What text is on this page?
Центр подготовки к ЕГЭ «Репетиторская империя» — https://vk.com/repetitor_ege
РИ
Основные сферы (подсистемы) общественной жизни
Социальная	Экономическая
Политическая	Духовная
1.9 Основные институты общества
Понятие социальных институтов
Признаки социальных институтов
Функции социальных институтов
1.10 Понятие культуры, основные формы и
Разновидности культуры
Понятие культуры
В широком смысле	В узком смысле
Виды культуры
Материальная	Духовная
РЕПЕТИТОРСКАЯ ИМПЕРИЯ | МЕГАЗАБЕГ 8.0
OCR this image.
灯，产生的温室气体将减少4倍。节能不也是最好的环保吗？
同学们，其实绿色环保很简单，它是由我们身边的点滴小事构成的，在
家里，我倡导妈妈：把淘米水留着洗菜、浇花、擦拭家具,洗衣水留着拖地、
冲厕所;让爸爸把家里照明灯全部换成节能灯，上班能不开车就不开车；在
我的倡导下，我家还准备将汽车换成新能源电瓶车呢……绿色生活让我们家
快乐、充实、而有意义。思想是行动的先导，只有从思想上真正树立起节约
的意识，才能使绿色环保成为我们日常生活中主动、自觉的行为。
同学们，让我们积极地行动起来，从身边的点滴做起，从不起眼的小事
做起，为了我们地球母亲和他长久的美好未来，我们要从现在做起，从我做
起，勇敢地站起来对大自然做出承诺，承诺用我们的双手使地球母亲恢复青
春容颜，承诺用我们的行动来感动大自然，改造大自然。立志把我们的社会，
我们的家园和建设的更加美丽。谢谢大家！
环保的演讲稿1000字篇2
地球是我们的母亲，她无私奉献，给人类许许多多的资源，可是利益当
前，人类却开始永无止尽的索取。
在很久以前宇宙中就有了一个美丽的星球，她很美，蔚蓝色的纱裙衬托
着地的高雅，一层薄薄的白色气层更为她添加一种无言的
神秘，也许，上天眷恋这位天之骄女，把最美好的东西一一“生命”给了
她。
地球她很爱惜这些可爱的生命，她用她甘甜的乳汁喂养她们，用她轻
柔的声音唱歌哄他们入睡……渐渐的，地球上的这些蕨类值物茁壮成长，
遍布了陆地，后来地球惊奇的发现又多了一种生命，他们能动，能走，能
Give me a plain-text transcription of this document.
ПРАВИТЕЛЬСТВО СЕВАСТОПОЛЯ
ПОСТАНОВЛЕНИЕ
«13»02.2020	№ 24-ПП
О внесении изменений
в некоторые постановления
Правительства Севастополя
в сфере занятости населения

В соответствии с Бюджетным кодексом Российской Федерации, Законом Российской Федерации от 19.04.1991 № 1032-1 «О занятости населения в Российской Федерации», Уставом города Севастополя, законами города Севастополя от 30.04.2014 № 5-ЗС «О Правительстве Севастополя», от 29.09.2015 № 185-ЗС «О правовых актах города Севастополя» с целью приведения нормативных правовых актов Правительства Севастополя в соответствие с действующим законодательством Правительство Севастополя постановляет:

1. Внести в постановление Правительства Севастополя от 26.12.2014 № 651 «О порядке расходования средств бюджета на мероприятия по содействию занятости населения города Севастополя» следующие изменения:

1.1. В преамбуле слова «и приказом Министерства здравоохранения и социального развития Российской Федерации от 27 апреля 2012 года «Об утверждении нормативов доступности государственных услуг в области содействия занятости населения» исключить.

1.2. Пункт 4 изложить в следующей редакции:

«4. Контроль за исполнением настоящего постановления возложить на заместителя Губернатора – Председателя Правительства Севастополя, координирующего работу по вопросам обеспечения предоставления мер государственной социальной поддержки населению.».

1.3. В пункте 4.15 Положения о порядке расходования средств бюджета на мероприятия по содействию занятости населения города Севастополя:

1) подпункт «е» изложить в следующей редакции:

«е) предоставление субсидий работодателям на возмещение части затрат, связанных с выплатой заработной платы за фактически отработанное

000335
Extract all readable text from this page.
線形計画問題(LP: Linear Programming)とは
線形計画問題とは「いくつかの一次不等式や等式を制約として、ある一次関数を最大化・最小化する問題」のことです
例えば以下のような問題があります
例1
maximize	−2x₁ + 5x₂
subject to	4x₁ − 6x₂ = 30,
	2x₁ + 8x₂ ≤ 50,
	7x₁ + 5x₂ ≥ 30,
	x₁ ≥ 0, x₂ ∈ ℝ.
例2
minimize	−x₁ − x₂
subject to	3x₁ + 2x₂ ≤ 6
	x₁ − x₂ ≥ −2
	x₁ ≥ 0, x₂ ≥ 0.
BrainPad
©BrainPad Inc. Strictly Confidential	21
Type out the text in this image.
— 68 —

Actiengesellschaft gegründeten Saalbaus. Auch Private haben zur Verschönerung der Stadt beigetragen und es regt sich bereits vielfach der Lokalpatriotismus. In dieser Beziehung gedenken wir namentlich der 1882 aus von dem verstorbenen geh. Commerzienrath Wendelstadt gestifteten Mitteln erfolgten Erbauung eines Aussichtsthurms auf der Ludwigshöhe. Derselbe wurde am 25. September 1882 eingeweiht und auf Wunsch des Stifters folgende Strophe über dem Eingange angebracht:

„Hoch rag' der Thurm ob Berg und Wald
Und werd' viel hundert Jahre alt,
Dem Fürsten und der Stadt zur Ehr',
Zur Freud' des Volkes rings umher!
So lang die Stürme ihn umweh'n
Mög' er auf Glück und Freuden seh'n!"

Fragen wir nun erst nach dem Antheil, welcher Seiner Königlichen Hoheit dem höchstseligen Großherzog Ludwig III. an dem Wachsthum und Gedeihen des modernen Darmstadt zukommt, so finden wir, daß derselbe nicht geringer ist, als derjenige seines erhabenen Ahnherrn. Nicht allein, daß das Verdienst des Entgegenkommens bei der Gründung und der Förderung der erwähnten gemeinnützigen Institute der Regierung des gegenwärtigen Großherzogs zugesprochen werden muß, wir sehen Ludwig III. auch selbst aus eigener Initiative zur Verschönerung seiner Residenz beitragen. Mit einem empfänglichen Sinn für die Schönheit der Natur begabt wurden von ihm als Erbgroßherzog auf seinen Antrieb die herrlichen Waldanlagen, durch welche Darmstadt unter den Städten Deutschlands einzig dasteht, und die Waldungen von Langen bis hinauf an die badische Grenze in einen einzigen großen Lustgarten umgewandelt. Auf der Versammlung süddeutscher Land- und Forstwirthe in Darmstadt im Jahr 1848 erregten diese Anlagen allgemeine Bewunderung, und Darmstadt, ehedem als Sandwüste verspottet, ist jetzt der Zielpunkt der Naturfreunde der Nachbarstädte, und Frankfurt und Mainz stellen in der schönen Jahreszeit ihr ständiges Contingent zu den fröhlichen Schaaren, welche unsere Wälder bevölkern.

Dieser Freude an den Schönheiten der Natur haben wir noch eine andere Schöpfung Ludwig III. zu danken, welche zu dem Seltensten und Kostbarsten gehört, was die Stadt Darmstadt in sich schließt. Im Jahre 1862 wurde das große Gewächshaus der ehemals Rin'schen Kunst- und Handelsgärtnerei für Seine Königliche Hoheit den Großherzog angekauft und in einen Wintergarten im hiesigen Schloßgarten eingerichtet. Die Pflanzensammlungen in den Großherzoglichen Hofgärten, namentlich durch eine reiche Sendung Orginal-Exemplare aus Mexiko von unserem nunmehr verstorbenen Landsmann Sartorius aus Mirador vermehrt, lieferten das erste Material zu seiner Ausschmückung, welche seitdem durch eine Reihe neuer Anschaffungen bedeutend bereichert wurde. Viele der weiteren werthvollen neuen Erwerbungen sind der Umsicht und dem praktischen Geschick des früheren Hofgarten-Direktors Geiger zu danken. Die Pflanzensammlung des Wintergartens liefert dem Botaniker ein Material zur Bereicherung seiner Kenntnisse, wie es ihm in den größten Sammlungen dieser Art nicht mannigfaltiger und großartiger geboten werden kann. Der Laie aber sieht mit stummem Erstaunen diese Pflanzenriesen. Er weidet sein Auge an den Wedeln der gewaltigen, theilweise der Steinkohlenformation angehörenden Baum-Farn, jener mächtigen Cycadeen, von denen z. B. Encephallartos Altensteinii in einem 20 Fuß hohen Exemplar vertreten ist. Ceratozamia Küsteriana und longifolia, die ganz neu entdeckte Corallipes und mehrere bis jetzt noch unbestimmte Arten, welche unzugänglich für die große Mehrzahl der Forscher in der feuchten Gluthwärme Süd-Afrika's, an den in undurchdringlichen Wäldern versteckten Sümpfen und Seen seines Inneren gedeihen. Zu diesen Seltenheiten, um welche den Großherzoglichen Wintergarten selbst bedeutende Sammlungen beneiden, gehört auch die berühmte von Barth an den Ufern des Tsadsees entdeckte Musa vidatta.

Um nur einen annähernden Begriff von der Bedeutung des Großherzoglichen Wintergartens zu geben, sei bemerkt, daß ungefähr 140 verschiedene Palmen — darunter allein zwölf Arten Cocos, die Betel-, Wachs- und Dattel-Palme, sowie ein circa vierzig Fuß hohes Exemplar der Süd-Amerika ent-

PROBLEM REQUIREMENTS:
Show every line of the records above that contains the word "расходования".

RESPONSE TO THE TASK:
1. Внести в постановление Правительства Севастополя от 26.12.2014 № 651 «О порядке расходования средств бюджета на мероприятия по содействию занятости населения города Севастополя» следующие изменения:
1.3. В пункте 4.15 Положения о порядке расходования средств бюджета на мероприятия по содействию занятости населения города Севастополя:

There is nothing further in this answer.